### PROBLEM
Each of the entries should be retyped precisely as it appears.

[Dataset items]
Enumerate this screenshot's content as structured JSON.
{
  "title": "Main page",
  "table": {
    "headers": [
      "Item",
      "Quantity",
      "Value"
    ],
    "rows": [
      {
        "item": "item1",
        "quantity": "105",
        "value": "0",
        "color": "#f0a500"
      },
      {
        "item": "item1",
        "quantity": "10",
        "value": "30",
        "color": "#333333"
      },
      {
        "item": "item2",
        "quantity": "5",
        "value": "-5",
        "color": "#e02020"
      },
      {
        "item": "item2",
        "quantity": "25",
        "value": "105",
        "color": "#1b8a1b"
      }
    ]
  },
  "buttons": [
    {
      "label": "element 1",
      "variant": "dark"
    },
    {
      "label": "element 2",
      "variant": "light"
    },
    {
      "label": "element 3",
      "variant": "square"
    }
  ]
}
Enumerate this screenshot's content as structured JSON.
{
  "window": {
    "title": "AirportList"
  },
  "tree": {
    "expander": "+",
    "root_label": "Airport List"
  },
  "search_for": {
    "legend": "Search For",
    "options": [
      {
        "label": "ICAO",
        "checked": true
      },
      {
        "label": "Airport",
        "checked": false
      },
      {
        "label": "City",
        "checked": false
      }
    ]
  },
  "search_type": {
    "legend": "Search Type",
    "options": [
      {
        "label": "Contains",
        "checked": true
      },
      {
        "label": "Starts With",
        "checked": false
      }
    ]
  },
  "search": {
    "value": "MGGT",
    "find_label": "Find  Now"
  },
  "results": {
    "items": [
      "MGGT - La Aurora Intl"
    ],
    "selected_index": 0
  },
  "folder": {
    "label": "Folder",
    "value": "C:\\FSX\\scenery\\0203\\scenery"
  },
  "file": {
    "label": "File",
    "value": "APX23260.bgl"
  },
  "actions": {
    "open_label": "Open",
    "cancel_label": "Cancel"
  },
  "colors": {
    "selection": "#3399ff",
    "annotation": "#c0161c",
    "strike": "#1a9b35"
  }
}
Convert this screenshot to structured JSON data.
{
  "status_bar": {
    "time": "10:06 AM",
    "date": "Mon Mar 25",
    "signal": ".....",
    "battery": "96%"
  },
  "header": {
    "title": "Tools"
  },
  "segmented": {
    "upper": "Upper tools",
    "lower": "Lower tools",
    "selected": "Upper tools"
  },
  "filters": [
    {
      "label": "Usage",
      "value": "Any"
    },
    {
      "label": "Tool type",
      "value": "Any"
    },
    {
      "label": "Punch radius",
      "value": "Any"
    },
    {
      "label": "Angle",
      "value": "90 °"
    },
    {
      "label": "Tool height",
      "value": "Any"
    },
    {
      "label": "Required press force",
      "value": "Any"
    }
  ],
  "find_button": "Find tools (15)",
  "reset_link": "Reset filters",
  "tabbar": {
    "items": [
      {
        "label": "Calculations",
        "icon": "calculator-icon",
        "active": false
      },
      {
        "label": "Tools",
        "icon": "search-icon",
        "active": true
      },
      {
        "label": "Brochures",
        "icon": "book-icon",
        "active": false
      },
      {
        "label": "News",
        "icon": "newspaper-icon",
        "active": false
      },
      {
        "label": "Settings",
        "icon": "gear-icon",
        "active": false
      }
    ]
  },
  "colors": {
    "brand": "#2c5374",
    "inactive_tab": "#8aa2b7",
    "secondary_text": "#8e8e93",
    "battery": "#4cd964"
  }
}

### RESPONSE TO THE TASK
Enumerate this screenshot's content as structured JSON.
{
  "title": "Main page",
  "table": {
    "headers": [
      "Item",
      "Quantity",
      "Value"
    ],
    "rows": [
      {
        "item": "item1",
        "quantity": "105",
        "value": "0",
        "color": "#f0a500"
      },
      {
        "item": "item1",
        "quantity": "10",
        "value": "30",
        "color": "#333333"
      },
      {
        "item": "item2",
        "quantity": "5",
        "value": "-5",
        "color": "#e02020"
      },
      {
        "item": "item2",
        "quantity": "25",
        "value": "105",
        "color": "#1b8a1b"
      }
    ]
  },
  "buttons": [
    {
      "label": "element 1",
      "variant": "dark"
    },
    {
      "label": "element 2",
      "variant": "light"
    },
    {
      "label": "element 3",
      "variant": "square"
    }
  ]
}
Enumerate this screenshot's content as structured JSON.
{
  "window": {
    "title": "AirportList"
  },
  "tree": {
    "expander": "+",
    "root_label": "Airport List"
  },
  "search_for": {
    "legend": "Search For",
    "options": [
      {
        "label": "ICAO",
        "checked": true
      },
      {
        "label": "Airport",
        "checked": false
      },
      {
        "label": "City",
        "checked": false
      }
    ]
  },
  "search_type": {
    "legend": "Search Type",
    "options": [
      {
        "label": "Contains",
        "checked": true
      },
      {
        "label": "Starts With",
        "checked": false
      }
    ]
  },
  "search": {
    "value": "MGGT",
    "find_label": "Find  Now"
  },
  "results": {
    "items": [
      "MGGT - La Aurora Intl"
    ],
    "selected_index": 0
  },
  "folder": {
    "label": "Folder",
    "value": "C:\\FSX\\scenery\\0203\\scenery"
  },
  "file": {
    "label": "File",
    "value": "APX23260.bgl"
  },
  "actions": {
    "open_label": "Open",
    "cancel_label": "Cancel"
  },
  "colors": {
    "selection": "#3399ff",
    "annotation": "#c0161c",
    "strike": "#1a9b35"
  }
}
Convert this screenshot to structured JSON data.
{
  "status_bar": {
    "time": "10:06 AM",
    "date": "Mon Mar 25",
    "signal": ".....",
    "battery": "96%"
  },
  "header": {
    "title": "Tools"
  },
  "segmented": {
    "upper": "Upper tools",
    "lower": "Lower tools",
    "selected": "Upper tools"
  },
  "filters": [
    {
      "label": "Usage",
      "value": "Any"
    },
    {
      "label": "Tool type",
      "value": "Any"
    },
    {
      "label": "Punch radius",
      "value": "Any"
    },
    {
      "label": "Angle",
      "value": "90 °"
    },
    {
      "label": "Tool height",
      "value": "Any"
    },
    {
      "label": "Required press force",
      "value": "Any"
    }
  ],
  "find_button": "Find tools (15)",
  "reset_link": "Reset filters",
  "tabbar": {
    "items": [
      {
        "label": "Calculations",
        "icon": "calculator-icon",
        "active": false
      },
      {
        "label": "Tools",
        "icon": "search-icon",
        "active": true
      },
      {
        "label": "Brochures",
        "icon": "book-icon",
        "active": false
      },
      {
        "label": "News",
        "icon": "newspaper-icon",
        "active": false
      },
      {
        "label": "Settings",
        "icon": "gear-icon",
        "active": false
      }
    ]
  },
  "colors": {
    "brand": "#2c5374",
    "inactive_tab": "#8aa2b7",
    "secondary_text": "#8e8e93",
    "battery": "#4cd964"
  }
}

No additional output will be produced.